> [Given records]
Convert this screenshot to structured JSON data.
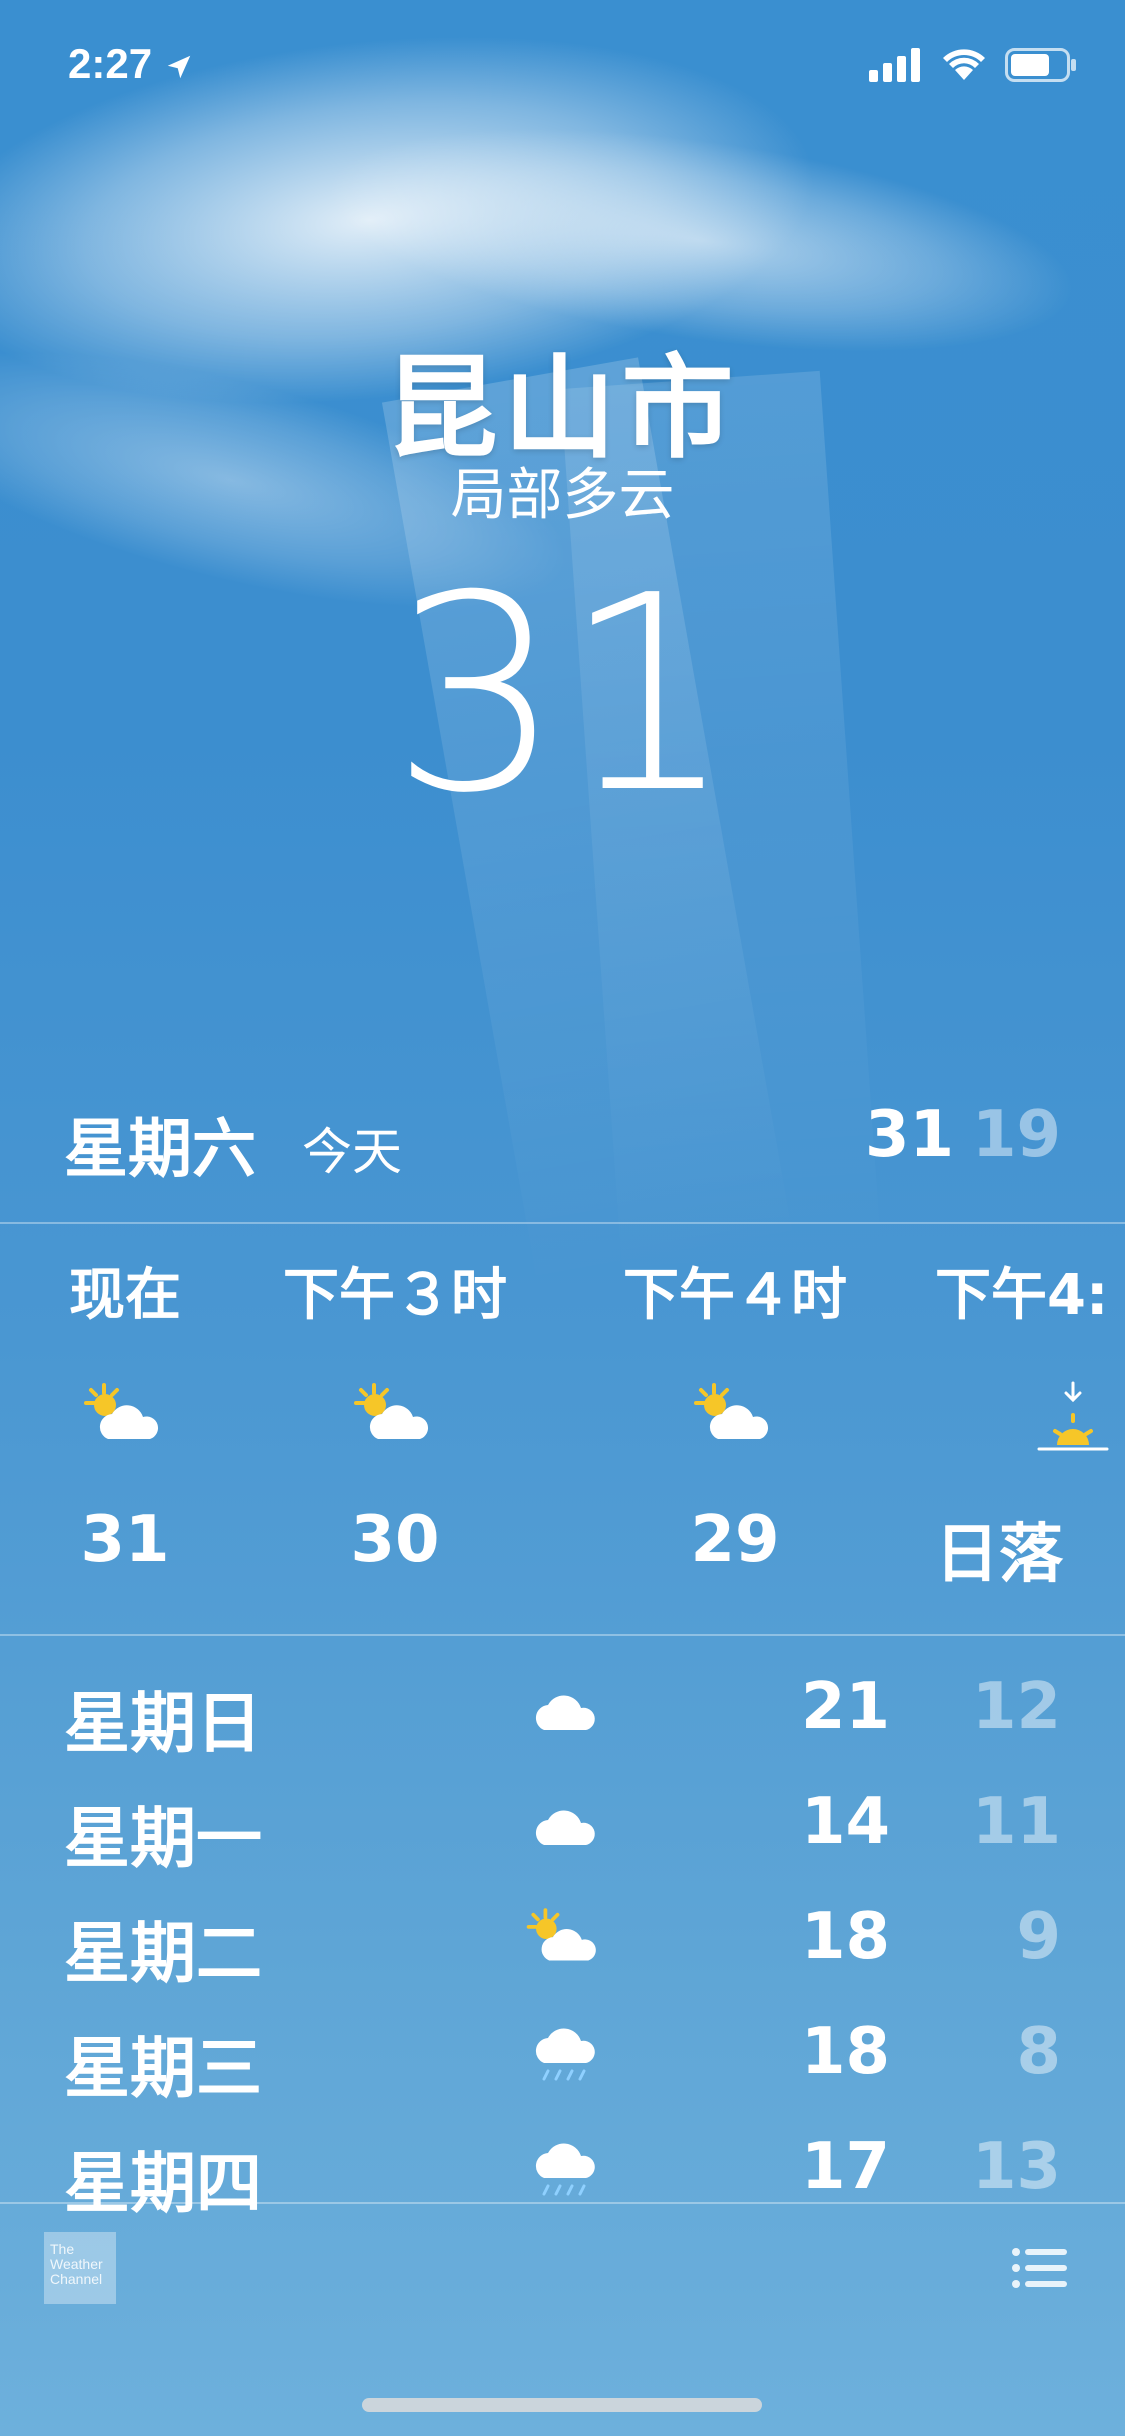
{
  "status_bar": {
    "time": "2:27"
  },
  "header": {
    "city": "昆山市",
    "condition": "局部多云",
    "temperature": "31"
  },
  "today": {
    "day": "星期六",
    "tag": "今天",
    "high": "31",
    "low": "19"
  },
  "hourly": [
    {
      "label": "现在",
      "icon": "partly-cloudy-icon",
      "value": "31"
    },
    {
      "label": "下午３时",
      "icon": "partly-cloudy-icon",
      "value": "30"
    },
    {
      "label": "下午４时",
      "icon": "partly-cloudy-icon",
      "value": "29"
    },
    {
      "label": "下午4:",
      "icon": "sunset-icon",
      "value": "日落"
    }
  ],
  "daily": [
    {
      "day": "星期日",
      "icon": "cloud-icon",
      "high": "21",
      "low": "12"
    },
    {
      "day": "星期一",
      "icon": "cloud-icon",
      "high": "14",
      "low": "11"
    },
    {
      "day": "星期二",
      "icon": "partly-cloudy-icon",
      "high": "18",
      "low": "9"
    },
    {
      "day": "星期三",
      "icon": "rain-icon",
      "high": "18",
      "low": "8"
    },
    {
      "day": "星期四",
      "icon": "rain-icon",
      "high": "17",
      "low": "13"
    }
  ],
  "footer": {
    "logo_text": "The Weather Channel"
  },
  "colors": {
    "sun": "#f6c628",
    "rain": "#8fd0ff",
    "low_text": "rgba(255,255,255,0.45)"
  }
}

> [The problem] Quote all of the entries word for word, omitting any pictures.

> [Response to this exercise]
Convert this screenshot to structured JSON data.
{
  "status_bar": {
    "time": "2:27"
  },
  "header": {
    "city": "昆山市",
    "condition": "局部多云",
    "temperature": "31"
  },
  "today": {
    "day": "星期六",
    "tag": "今天",
    "high": "31",
    "low": "19"
  },
  "hourly": [
    {
      "label": "现在",
      "icon": "partly-cloudy-icon",
      "value": "31"
    },
    {
      "label": "下午３时",
      "icon": "partly-cloudy-icon",
      "value": "30"
    },
    {
      "label": "下午４时",
      "icon": "partly-cloudy-icon",
      "value": "29"
    },
    {
      "label": "下午4:",
      "icon": "sunset-icon",
      "value": "日落"
    }
  ],
  "daily": [
    {
      "day": "星期日",
      "icon": "cloud-icon",
      "high": "21",
      "low": "12"
    },
    {
      "day": "星期一",
      "icon": "cloud-icon",
      "high": "14",
      "low": "11"
    },
    {
      "day": "星期二",
      "icon": "partly-cloudy-icon",
      "high": "18",
      "low": "9"
    },
    {
      "day": "星期三",
      "icon": "rain-icon",
      "high": "18",
      "low": "8"
    },
    {
      "day": "星期四",
      "icon": "rain-icon",
      "high": "17",
      "low": "13"
    }
  ],
  "footer": {
    "logo_text": "The Weather Channel"
  },
  "colors": {
    "sun": "#f6c628",
    "rain": "#8fd0ff",
    "low_text": "rgba(255,255,255,0.45)"
  }
}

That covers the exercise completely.